Set task: Reproduce every item with "successive" swapped for "consecutive" and nothing else changed, leaving out the pictures.

Provided entries:
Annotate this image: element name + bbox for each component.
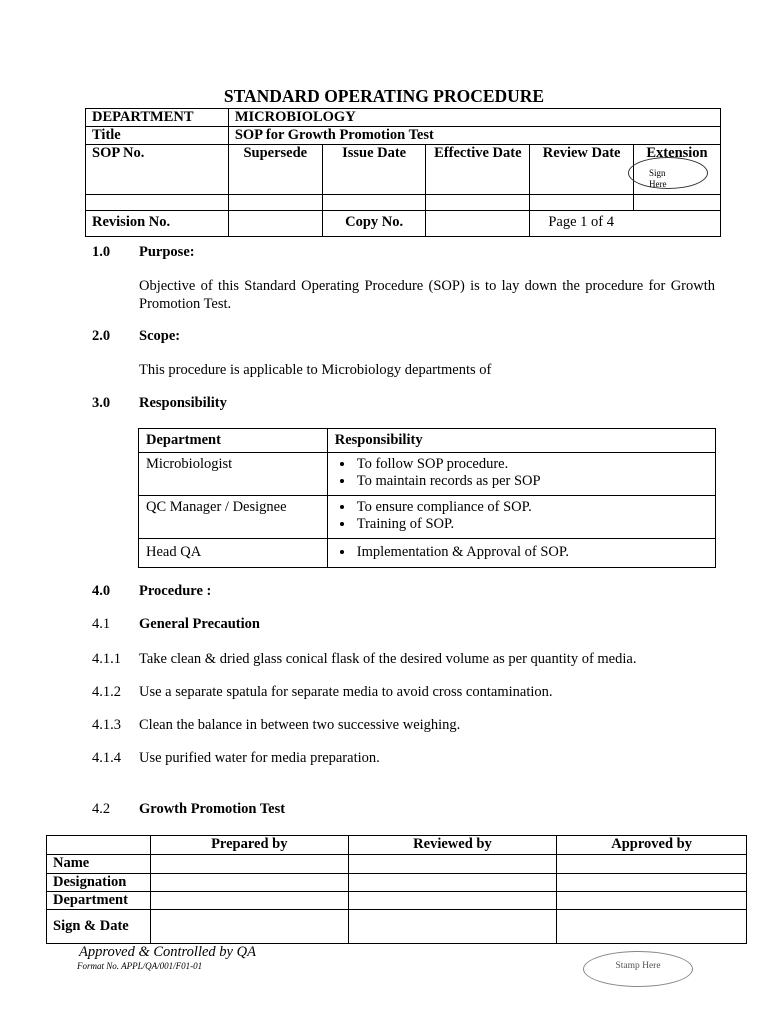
list-item: • To ensure compliance of SOP.: [355, 499, 708, 516]
table-row: [47, 855, 747, 874]
approved-controlled-note: Approved & Controlled by QA: [79, 944, 256, 960]
table-row: [139, 496, 716, 539]
department-value: MICROBIOLOGY: [228, 109, 720, 127]
copy-no-label: Copy No.: [322, 211, 426, 237]
list-item: • Implementation & Approval of SOP.: [355, 544, 708, 561]
procedure-heading: Procedure :: [139, 583, 212, 599]
reviewed-by-header: Reviewed by: [348, 836, 557, 855]
title-label: Title: [86, 127, 229, 145]
responsibility-department: QC Manager / Designee: [139, 496, 328, 539]
reviewed-sign-cell[interactable]: [348, 910, 557, 944]
supersede-label: Supersede: [228, 145, 322, 195]
responsibility-list: [335, 544, 708, 561]
table-row: [47, 874, 747, 892]
responsibility-list: [335, 456, 708, 490]
title-value: SOP for Growth Promotion Test: [228, 127, 720, 145]
effective-date-label: Effective Date: [426, 145, 530, 195]
approved-designation-cell[interactable]: [557, 874, 747, 892]
scope-text: This procedure is applicable to Microbiology departments of: [139, 362, 492, 378]
table-row: [47, 892, 747, 910]
extension-label: Extension: [634, 145, 721, 195]
format-number: Format No. APPL/QA/001/F01-01: [77, 961, 203, 971]
prepared-by-header: Prepared by: [150, 836, 348, 855]
general-precaution-heading: General Precaution: [139, 616, 260, 632]
document-title: STANDARD OPERATING PROCEDURE: [223, 86, 545, 106]
sign-here-text: Sign Here: [649, 168, 667, 189]
signoff-table: [46, 835, 747, 944]
supersede-value: [228, 195, 322, 211]
review-date-value: [530, 195, 634, 211]
effective-date-value: [426, 195, 530, 211]
responsibility-table: [138, 428, 716, 568]
step-number: 4.1.4: [92, 750, 121, 766]
name-row-label: Name: [47, 855, 151, 874]
sop-no-value: [86, 195, 229, 211]
step-text: Take clean & dried glass conical flask of the desired volume as per quantity of media.: [139, 651, 637, 667]
sop-header-table: [85, 108, 721, 237]
step-text: Use purified water for media preparation.: [139, 750, 380, 766]
purpose-text: Objective of this Standard Operating Procedure (SOP) is to lay down the procedure for Growth Promotion Test.: [139, 278, 715, 312]
reviewed-designation-cell[interactable]: [348, 874, 557, 892]
department-row-label: Department: [47, 892, 151, 910]
review-date-label: Review Date: [530, 145, 634, 195]
prepared-sign-cell[interactable]: [150, 910, 348, 944]
scope-heading: Scope:: [139, 328, 181, 344]
prepared-name-cell[interactable]: [150, 855, 348, 874]
approved-by-header: Approved by: [557, 836, 747, 855]
procedure-number: 4.0: [92, 583, 111, 599]
responsibility-heading: Responsibility: [139, 395, 227, 411]
step-number: 4.1.3: [92, 717, 121, 733]
approved-sign-cell[interactable]: [557, 910, 747, 944]
department-label: DEPARTMENT: [86, 109, 229, 127]
general-precaution-number: 4.1: [92, 616, 111, 632]
step-number: 4.1.1: [92, 651, 121, 667]
growth-promotion-heading: Growth Promotion Test: [139, 801, 286, 817]
sop-no-label: SOP No.: [86, 145, 229, 195]
revision-label: Revision No.: [86, 211, 229, 237]
sign-here-oval[interactable]: [628, 157, 708, 189]
list-item: • To follow SOP procedure.: [355, 456, 708, 473]
table-row: [139, 453, 716, 496]
reviewed-name-cell[interactable]: [348, 855, 557, 874]
table-row: [47, 910, 747, 944]
responsibility-department: Microbiologist: [139, 453, 328, 496]
revision-value: [228, 211, 322, 237]
prepared-designation-cell[interactable]: [150, 874, 348, 892]
responsibility-number: 3.0: [92, 395, 111, 411]
list-item: • To maintain records as per SOP: [355, 473, 708, 490]
page-indicator: Page 1 of 4: [530, 211, 721, 237]
purpose-number: 1.0: [92, 244, 111, 260]
prepared-department-cell[interactable]: [150, 892, 348, 910]
approved-name-cell[interactable]: [557, 855, 747, 874]
copy-no-value: [426, 211, 530, 237]
reviewed-department-cell[interactable]: [348, 892, 557, 910]
step-text: Use a separate spatula for separate media to avoid cross contamination.: [139, 684, 553, 700]
extension-value: [634, 195, 721, 211]
table-row: [139, 539, 716, 568]
responsibility-list: [335, 499, 708, 533]
step-number: 4.1.2: [92, 684, 121, 700]
step-text: Clean the balance in between two successive weighing.: [139, 717, 461, 733]
purpose-heading: Purpose:: [139, 244, 195, 260]
issue-date-label: Issue Date: [322, 145, 426, 195]
stamp-here-text: Stamp Here: [615, 961, 661, 971]
sign-date-row-label: Sign & Date: [47, 910, 151, 944]
approved-department-cell[interactable]: [557, 892, 747, 910]
stamp-here-oval[interactable]: [583, 951, 693, 987]
col-responsibility-header: Responsibility: [327, 429, 715, 453]
growth-promotion-number: 4.2: [92, 801, 111, 817]
col-department-header: Department: [139, 429, 328, 453]
list-item: • Training of SOP.: [355, 516, 708, 533]
scope-number: 2.0: [92, 328, 111, 344]
designation-row-label: Designation: [47, 874, 151, 892]
responsibility-department: Head QA: [139, 539, 328, 568]
issue-date-value: [322, 195, 426, 211]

Full answer:
Annotate this image: element name + bbox for each component.
list-item: • To ensure compliance of SOP.: [355, 499, 708, 516]
table-row: [47, 855, 747, 874]
approved-controlled-note: Approved & Controlled by QA: [79, 944, 256, 960]
table-row: [139, 496, 716, 539]
department-value: MICROBIOLOGY: [228, 109, 720, 127]
copy-no-label: Copy No.: [322, 211, 426, 237]
list-item: • Implementation & Approval of SOP.: [355, 544, 708, 561]
procedure-heading: Procedure :: [139, 583, 212, 599]
reviewed-by-header: Reviewed by: [348, 836, 557, 855]
title-label: Title: [86, 127, 229, 145]
responsibility-department: QC Manager / Designee: [139, 496, 328, 539]
reviewed-sign-cell[interactable]: [348, 910, 557, 944]
supersede-label: Supersede: [228, 145, 322, 195]
responsibility-list: [335, 544, 708, 561]
table-row: [47, 874, 747, 892]
responsibility-list: [335, 456, 708, 490]
title-value: SOP for Growth Promotion Test: [228, 127, 720, 145]
effective-date-label: Effective Date: [426, 145, 530, 195]
approved-designation-cell[interactable]: [557, 874, 747, 892]
scope-text: This procedure is applicable to Microbiology departments of: [139, 362, 492, 378]
table-row: [47, 892, 747, 910]
extension-label: Extension: [634, 145, 721, 195]
format-number: Format No. APPL/QA/001/F01-01: [77, 961, 203, 971]
prepared-by-header: Prepared by: [150, 836, 348, 855]
general-precaution-heading: General Precaution: [139, 616, 260, 632]
document-title: STANDARD OPERATING PROCEDURE: [223, 86, 545, 106]
sign-here-text: Sign Here: [649, 168, 667, 189]
signoff-table: [46, 835, 747, 944]
supersede-value: [228, 195, 322, 211]
review-date-value: [530, 195, 634, 211]
effective-date-value: [426, 195, 530, 211]
responsibility-table: [138, 428, 716, 568]
step-number: 4.1.4: [92, 750, 121, 766]
name-row-label: Name: [47, 855, 151, 874]
sop-no-value: [86, 195, 229, 211]
step-text: Take clean & dried glass conical flask of the desired volume as per quantity of media.: [139, 651, 637, 667]
sop-header-table: [85, 108, 721, 237]
step-text: Use purified water for media preparation.: [139, 750, 380, 766]
purpose-text: Objective of this Standard Operating Procedure (SOP) is to lay down the procedure for Growth Promotion Test.: [139, 278, 715, 312]
reviewed-designation-cell[interactable]: [348, 874, 557, 892]
department-row-label: Department: [47, 892, 151, 910]
review-date-label: Review Date: [530, 145, 634, 195]
prepared-sign-cell[interactable]: [150, 910, 348, 944]
scope-heading: Scope:: [139, 328, 181, 344]
prepared-name-cell[interactable]: [150, 855, 348, 874]
approved-by-header: Approved by: [557, 836, 747, 855]
procedure-number: 4.0: [92, 583, 111, 599]
responsibility-heading: Responsibility: [139, 395, 227, 411]
step-number: 4.1.3: [92, 717, 121, 733]
approved-sign-cell[interactable]: [557, 910, 747, 944]
department-label: DEPARTMENT: [86, 109, 229, 127]
general-precaution-number: 4.1: [92, 616, 111, 632]
step-number: 4.1.1: [92, 651, 121, 667]
growth-promotion-heading: Growth Promotion Test: [139, 801, 286, 817]
sop-no-label: SOP No.: [86, 145, 229, 195]
revision-label: Revision No.: [86, 211, 229, 237]
sign-here-oval[interactable]: [628, 157, 708, 189]
list-item: • To follow SOP procedure.: [355, 456, 708, 473]
table-row: [139, 453, 716, 496]
reviewed-name-cell[interactable]: [348, 855, 557, 874]
table-row: [47, 910, 747, 944]
responsibility-department: Microbiologist: [139, 453, 328, 496]
revision-value: [228, 211, 322, 237]
prepared-designation-cell[interactable]: [150, 874, 348, 892]
responsibility-number: 3.0: [92, 395, 111, 411]
list-item: • To maintain records as per SOP: [355, 473, 708, 490]
page-indicator: Page 1 of 4: [530, 211, 721, 237]
purpose-number: 1.0: [92, 244, 111, 260]
prepared-department-cell[interactable]: [150, 892, 348, 910]
approved-name-cell[interactable]: [557, 855, 747, 874]
copy-no-value: [426, 211, 530, 237]
reviewed-department-cell[interactable]: [348, 892, 557, 910]
step-text: Use a separate spatula for separate media to avoid cross contamination.: [139, 684, 553, 700]
extension-value: [634, 195, 721, 211]
table-row: [139, 539, 716, 568]
responsibility-list: [335, 499, 708, 533]
step-number: 4.1.2: [92, 684, 121, 700]
step-text: Clean the balance in between two consecutive weighing.: [139, 717, 461, 733]
purpose-heading: Purpose:: [139, 244, 195, 260]
issue-date-label: Issue Date: [322, 145, 426, 195]
stamp-here-text: Stamp Here: [615, 961, 661, 971]
sign-date-row-label: Sign & Date: [47, 910, 151, 944]
approved-department-cell[interactable]: [557, 892, 747, 910]
stamp-here-oval[interactable]: [583, 951, 693, 987]
col-responsibility-header: Responsibility: [327, 429, 715, 453]
growth-promotion-number: 4.2: [92, 801, 111, 817]
col-department-header: Department: [139, 429, 328, 453]
list-item: • Training of SOP.: [355, 516, 708, 533]
scope-number: 2.0: [92, 328, 111, 344]
designation-row-label: Designation: [47, 874, 151, 892]
responsibility-department: Head QA: [139, 539, 328, 568]
issue-date-value: [322, 195, 426, 211]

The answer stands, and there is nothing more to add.